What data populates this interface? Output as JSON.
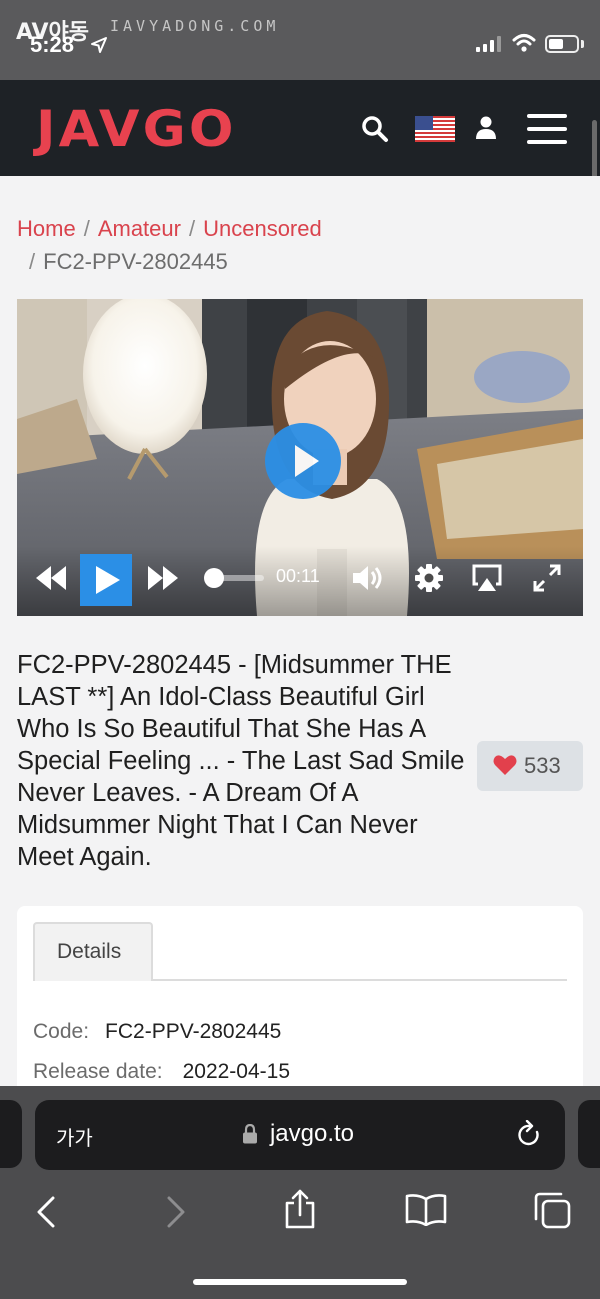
{
  "status_bar": {
    "time": "5:28",
    "watermark_brand": "AV야동",
    "watermark_url": "IAVYADONG.COM",
    "battery_level": 0.55
  },
  "header": {
    "logo": "JAVGO",
    "icons": [
      "search-icon",
      "us-flag-icon",
      "user-icon",
      "menu-icon"
    ],
    "brand_color": "#e8424f"
  },
  "breadcrumb": {
    "items": [
      "Home",
      "Amateur",
      "Uncensored"
    ],
    "separator": "/",
    "current": "FC2-PPV-2802445"
  },
  "player": {
    "time": "00:11",
    "progress": 0.05,
    "controls": [
      "rewind-icon",
      "play-icon",
      "forward-icon",
      "volume-icon",
      "settings-icon",
      "airplay-icon",
      "fullscreen-icon"
    ],
    "accent": "#2b8fe6"
  },
  "video": {
    "title": "FC2-PPV-2802445 - [Midsummer THE LAST **] An Idol-Class Beautiful Girl Who Is So Beautiful That She Has A Special Feeling ... - The Last Sad Smile Never Leaves. - A Dream Of A Midsummer Night That I Can Never Meet Again.",
    "likes": "533"
  },
  "details": {
    "tab_label": "Details",
    "rows": [
      {
        "key": "Code:",
        "value": "FC2-PPV-2802445"
      },
      {
        "key": "Release date:",
        "value": "2022-04-15"
      }
    ]
  },
  "safari": {
    "text_size_label": "가가",
    "url": "javgo.to"
  }
}
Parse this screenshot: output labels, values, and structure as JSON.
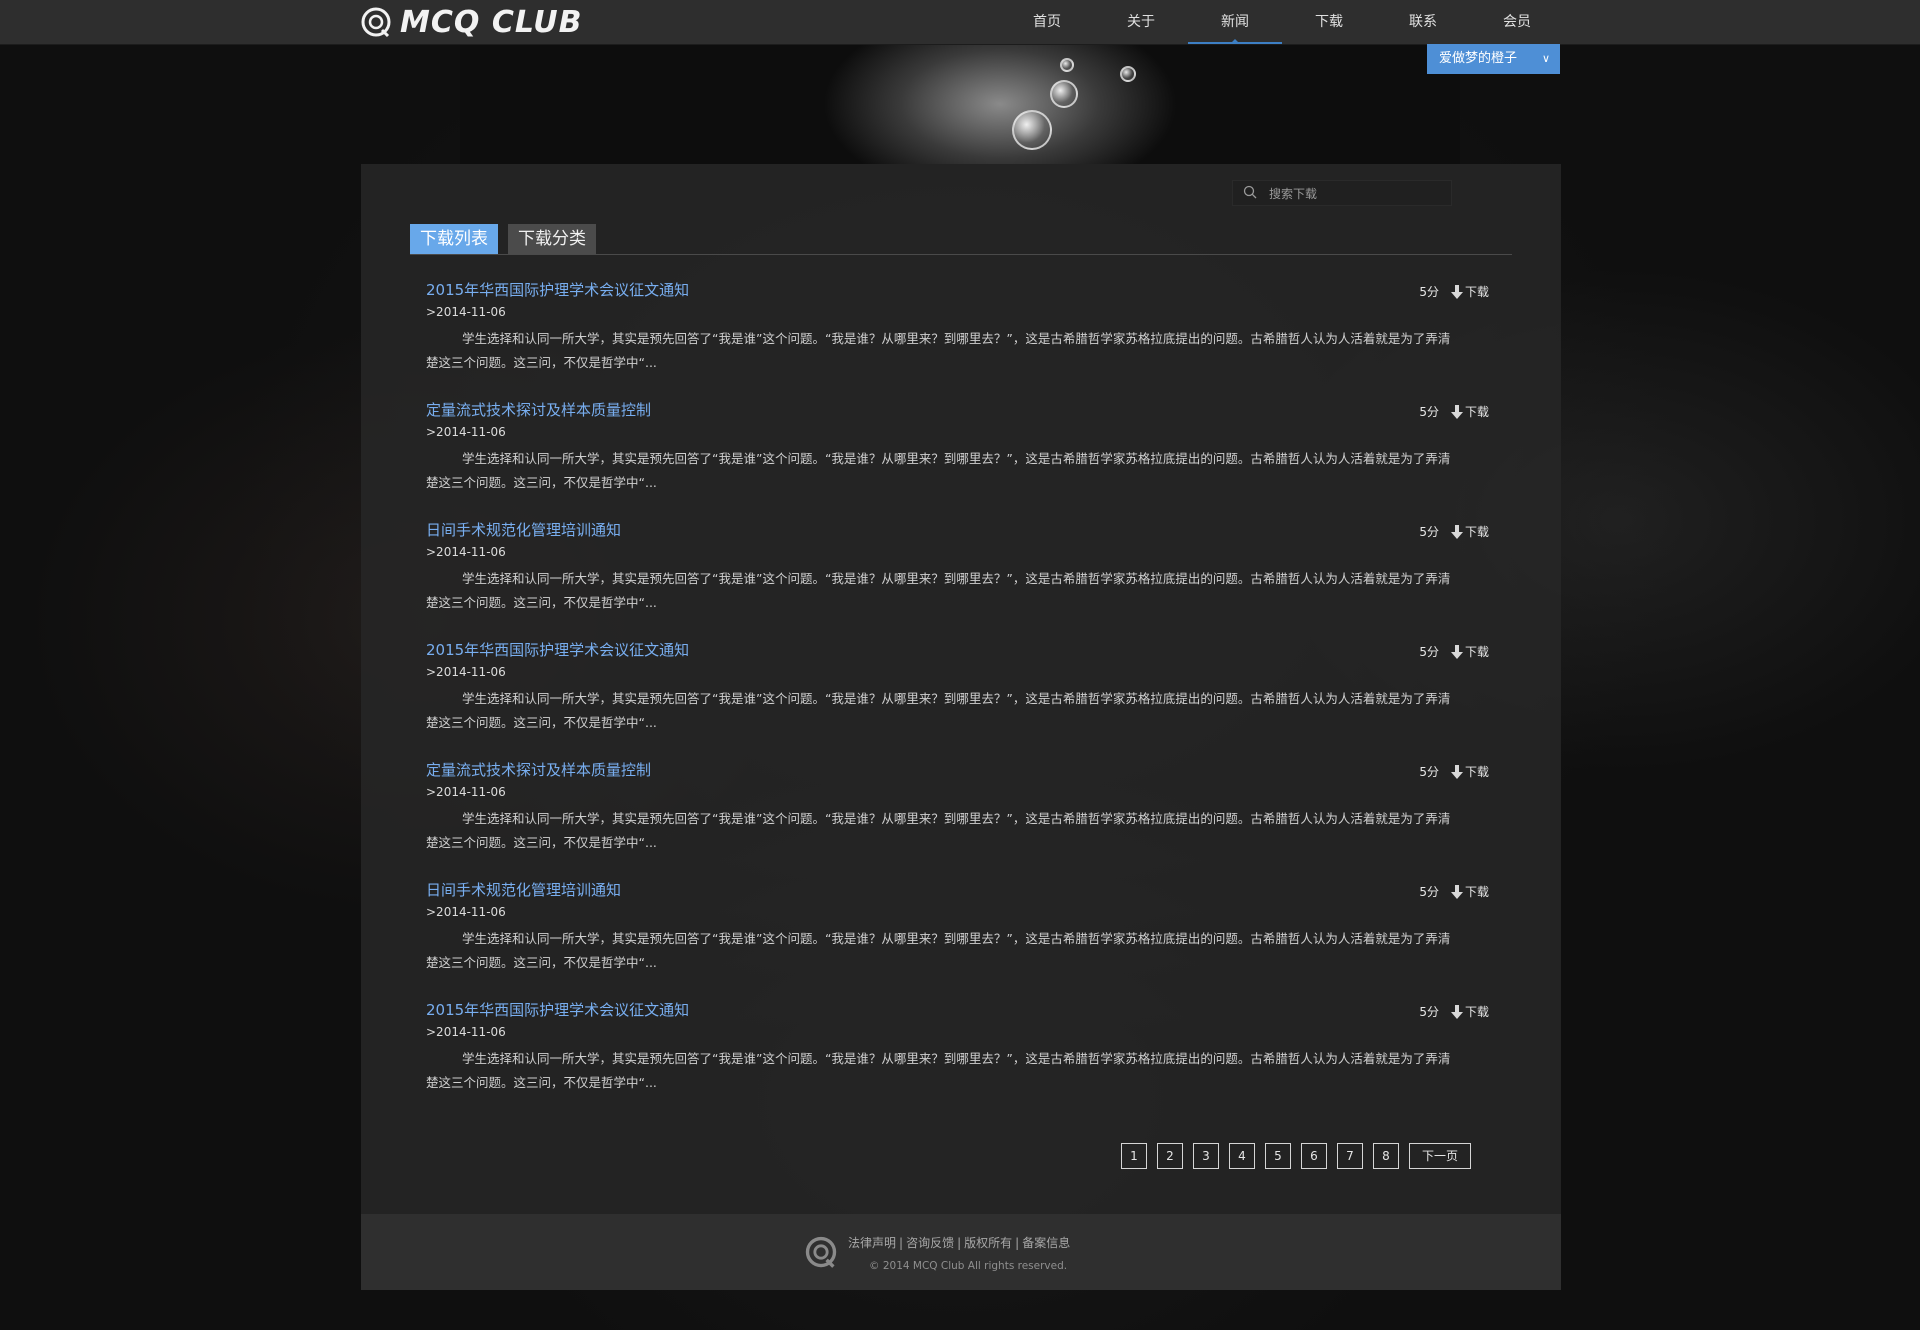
========
Search the records for the word "this", then list every line that has it.

What data populates this interface? Output as JSON.
Parse this screenshot: output labels, values, and structure as JSON.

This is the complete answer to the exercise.